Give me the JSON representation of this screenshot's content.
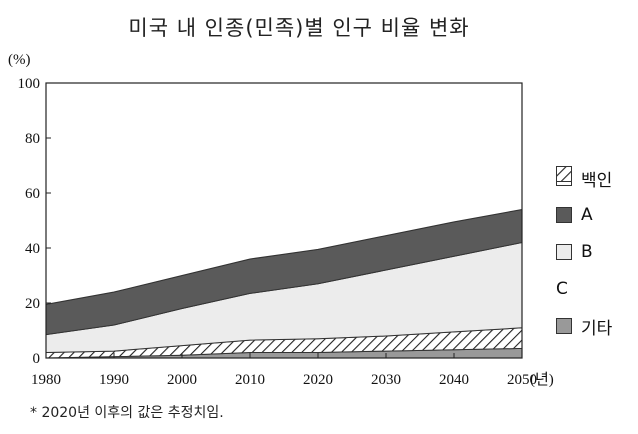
{
  "chart_data": {
    "type": "area",
    "title": "미국 내 인종(민족)별 인구 비율 변화",
    "ylabel": "(%)",
    "x_unit": "(년)",
    "ylim": [
      0,
      100
    ],
    "xlim": [
      1980,
      2050
    ],
    "x": [
      1980,
      1990,
      2000,
      2010,
      2020,
      2030,
      2040,
      2050
    ],
    "x_ticks": [
      "1980",
      "1990",
      "2000",
      "2010",
      "2020",
      "2030",
      "2040",
      "2050"
    ],
    "y_ticks": [
      "0",
      "20",
      "40",
      "60",
      "80",
      "100"
    ],
    "stacking": "stacked, bottom to top: 기타, C, B, A, 백인",
    "series": [
      {
        "name": "기타",
        "values": [
          0,
          0.5,
          1,
          2,
          2,
          2.5,
          3,
          3.5
        ],
        "color": "#999999"
      },
      {
        "name": "C",
        "values": [
          2,
          2,
          3.5,
          4.5,
          5,
          5.5,
          6.5,
          7.5
        ],
        "color": "hatched"
      },
      {
        "name": "B",
        "values": [
          6.5,
          9.5,
          13.5,
          17,
          20,
          24,
          27.5,
          31
        ],
        "color": "#ececec"
      },
      {
        "name": "A",
        "values": [
          11,
          12,
          12,
          12.5,
          12.5,
          12.5,
          12.5,
          12
        ],
        "color": "#5a5a5a"
      },
      {
        "name": "백인",
        "values": [
          80.5,
          76,
          70,
          64,
          60.5,
          55.5,
          50.5,
          46
        ],
        "color": "#ffffff"
      }
    ],
    "legend_position": "right"
  },
  "footnote": "* 2020년 이후의 값은 추정치임."
}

────────────────────

◆ EXERCISE AIM
All of the entries need to be transcribed word for word; pictures are left out.

◆ REPLY TO THE EXERCISE
Give me the JSON representation of this screenshot's content.
{
  "chart_data": {
    "type": "area",
    "title": "미국 내 인종(민족)별 인구 비율 변화",
    "ylabel": "(%)",
    "x_unit": "(년)",
    "ylim": [
      0,
      100
    ],
    "xlim": [
      1980,
      2050
    ],
    "x": [
      1980,
      1990,
      2000,
      2010,
      2020,
      2030,
      2040,
      2050
    ],
    "x_ticks": [
      "1980",
      "1990",
      "2000",
      "2010",
      "2020",
      "2030",
      "2040",
      "2050"
    ],
    "y_ticks": [
      "0",
      "20",
      "40",
      "60",
      "80",
      "100"
    ],
    "stacking": "stacked, bottom to top: 기타, C, B, A, 백인",
    "series": [
      {
        "name": "기타",
        "values": [
          0,
          0.5,
          1,
          2,
          2,
          2.5,
          3,
          3.5
        ],
        "color": "#999999"
      },
      {
        "name": "C",
        "values": [
          2,
          2,
          3.5,
          4.5,
          5,
          5.5,
          6.5,
          7.5
        ],
        "color": "hatched"
      },
      {
        "name": "B",
        "values": [
          6.5,
          9.5,
          13.5,
          17,
          20,
          24,
          27.5,
          31
        ],
        "color": "#ececec"
      },
      {
        "name": "A",
        "values": [
          11,
          12,
          12,
          12.5,
          12.5,
          12.5,
          12.5,
          12
        ],
        "color": "#5a5a5a"
      },
      {
        "name": "백인",
        "values": [
          80.5,
          76,
          70,
          64,
          60.5,
          55.5,
          50.5,
          46
        ],
        "color": "#ffffff"
      }
    ],
    "legend_position": "right"
  },
  "footnote": "* 2020년 이후의 값은 추정치임."
}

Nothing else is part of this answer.